EXERCISE DIRECTIONS.
Lines that include the word "Mercredi" are the ones to copy.

TASK DATA.
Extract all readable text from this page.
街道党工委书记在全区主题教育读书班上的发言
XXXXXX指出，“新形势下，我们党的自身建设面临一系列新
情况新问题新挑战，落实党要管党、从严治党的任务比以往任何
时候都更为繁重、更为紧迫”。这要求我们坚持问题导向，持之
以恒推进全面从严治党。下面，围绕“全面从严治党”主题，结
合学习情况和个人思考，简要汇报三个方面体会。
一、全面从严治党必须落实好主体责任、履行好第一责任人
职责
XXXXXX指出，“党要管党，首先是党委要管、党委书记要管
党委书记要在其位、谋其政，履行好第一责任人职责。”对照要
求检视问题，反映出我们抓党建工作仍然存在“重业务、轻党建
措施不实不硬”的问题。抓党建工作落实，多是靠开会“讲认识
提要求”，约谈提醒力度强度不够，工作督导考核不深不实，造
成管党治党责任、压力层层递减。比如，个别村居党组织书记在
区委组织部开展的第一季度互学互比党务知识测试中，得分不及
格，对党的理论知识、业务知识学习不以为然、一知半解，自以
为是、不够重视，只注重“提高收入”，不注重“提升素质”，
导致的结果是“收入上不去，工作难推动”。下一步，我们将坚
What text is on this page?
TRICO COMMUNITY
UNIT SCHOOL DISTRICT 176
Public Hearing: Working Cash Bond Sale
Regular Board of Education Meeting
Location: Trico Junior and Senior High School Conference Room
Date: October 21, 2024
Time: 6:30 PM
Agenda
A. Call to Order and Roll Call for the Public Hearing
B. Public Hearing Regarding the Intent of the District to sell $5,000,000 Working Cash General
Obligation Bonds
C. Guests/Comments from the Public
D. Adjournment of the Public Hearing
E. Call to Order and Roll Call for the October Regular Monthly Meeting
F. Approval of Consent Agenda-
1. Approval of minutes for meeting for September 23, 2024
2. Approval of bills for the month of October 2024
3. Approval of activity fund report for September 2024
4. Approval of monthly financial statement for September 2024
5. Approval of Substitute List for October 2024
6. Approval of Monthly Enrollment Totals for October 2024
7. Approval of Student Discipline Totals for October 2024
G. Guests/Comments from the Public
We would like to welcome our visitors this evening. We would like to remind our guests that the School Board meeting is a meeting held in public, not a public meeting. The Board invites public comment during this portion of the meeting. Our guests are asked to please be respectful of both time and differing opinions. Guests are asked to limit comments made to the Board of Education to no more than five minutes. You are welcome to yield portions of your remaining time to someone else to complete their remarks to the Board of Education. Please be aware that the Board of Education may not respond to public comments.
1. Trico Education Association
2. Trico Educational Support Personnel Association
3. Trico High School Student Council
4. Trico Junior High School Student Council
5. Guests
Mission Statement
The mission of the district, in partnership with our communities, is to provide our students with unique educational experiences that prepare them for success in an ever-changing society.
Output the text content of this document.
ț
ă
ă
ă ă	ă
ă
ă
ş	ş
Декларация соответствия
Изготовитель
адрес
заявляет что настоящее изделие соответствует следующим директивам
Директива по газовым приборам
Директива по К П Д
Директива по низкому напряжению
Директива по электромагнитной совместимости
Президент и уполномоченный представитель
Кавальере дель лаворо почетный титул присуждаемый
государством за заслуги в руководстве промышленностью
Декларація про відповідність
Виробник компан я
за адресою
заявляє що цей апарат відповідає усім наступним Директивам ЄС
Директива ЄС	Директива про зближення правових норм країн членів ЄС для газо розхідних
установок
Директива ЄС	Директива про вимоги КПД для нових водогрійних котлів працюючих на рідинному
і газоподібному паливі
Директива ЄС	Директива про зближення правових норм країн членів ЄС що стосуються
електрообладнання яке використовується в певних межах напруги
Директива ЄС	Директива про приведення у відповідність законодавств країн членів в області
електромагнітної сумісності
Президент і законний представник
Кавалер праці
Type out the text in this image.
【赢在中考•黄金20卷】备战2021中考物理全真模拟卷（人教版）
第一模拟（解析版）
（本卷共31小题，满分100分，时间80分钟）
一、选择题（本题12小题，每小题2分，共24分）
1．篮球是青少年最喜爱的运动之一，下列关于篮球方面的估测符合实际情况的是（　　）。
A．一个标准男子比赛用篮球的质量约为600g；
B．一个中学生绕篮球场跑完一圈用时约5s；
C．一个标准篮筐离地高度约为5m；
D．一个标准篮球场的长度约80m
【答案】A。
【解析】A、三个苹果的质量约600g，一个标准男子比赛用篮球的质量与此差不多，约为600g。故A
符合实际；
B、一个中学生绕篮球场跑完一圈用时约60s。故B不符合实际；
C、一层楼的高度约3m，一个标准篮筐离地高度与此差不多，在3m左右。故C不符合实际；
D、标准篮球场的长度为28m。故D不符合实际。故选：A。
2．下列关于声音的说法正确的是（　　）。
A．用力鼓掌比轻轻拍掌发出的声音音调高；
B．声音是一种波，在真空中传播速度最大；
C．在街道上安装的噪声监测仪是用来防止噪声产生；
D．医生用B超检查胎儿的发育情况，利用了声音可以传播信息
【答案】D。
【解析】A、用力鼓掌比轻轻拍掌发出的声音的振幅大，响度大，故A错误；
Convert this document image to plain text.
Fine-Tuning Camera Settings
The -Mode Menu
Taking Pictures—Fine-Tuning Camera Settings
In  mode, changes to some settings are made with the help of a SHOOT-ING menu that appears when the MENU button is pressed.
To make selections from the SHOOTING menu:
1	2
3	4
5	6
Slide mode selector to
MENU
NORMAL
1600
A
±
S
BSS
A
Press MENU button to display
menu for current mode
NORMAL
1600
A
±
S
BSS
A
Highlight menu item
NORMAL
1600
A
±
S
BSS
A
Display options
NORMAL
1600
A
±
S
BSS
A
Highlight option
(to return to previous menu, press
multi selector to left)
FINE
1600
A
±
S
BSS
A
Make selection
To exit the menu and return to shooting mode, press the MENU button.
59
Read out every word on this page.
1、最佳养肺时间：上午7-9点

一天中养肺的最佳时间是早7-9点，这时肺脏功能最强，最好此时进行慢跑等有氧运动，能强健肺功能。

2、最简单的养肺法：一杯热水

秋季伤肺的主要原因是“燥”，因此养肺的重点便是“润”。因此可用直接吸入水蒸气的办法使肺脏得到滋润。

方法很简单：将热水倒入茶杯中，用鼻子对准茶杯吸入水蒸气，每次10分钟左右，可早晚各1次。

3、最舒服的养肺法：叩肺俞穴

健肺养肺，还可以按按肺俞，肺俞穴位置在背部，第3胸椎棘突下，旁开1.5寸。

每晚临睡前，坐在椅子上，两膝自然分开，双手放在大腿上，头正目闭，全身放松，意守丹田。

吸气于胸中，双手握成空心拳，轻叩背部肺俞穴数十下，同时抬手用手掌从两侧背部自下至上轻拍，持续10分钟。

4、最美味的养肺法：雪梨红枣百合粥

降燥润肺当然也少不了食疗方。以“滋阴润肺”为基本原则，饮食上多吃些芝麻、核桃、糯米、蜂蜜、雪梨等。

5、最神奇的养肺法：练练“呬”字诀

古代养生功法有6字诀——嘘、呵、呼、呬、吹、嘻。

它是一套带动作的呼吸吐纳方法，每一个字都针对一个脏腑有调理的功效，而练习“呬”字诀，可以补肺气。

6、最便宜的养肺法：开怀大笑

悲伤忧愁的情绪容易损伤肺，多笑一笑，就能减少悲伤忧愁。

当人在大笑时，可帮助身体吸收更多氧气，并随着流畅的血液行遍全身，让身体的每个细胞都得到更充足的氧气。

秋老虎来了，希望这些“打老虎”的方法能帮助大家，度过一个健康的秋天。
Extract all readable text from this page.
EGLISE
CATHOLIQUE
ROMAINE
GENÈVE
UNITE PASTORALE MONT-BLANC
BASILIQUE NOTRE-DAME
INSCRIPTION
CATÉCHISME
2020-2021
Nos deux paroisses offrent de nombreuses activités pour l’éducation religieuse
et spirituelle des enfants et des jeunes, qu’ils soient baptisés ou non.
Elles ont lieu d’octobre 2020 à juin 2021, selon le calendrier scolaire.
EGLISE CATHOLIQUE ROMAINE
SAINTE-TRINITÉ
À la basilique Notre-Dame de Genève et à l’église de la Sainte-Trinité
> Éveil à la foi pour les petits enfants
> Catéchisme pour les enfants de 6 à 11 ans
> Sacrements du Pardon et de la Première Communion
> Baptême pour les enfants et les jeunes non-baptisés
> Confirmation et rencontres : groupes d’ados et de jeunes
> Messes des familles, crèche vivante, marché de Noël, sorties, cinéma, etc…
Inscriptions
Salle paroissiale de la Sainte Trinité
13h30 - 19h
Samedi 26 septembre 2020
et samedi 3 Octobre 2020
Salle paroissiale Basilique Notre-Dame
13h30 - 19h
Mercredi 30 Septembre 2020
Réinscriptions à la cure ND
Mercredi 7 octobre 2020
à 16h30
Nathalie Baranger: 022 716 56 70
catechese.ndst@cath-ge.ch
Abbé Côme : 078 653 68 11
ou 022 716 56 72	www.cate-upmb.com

RESULT OF THE TASK.
Mercredi 30 Septembre 2020
Mercredi 7 octobre 2020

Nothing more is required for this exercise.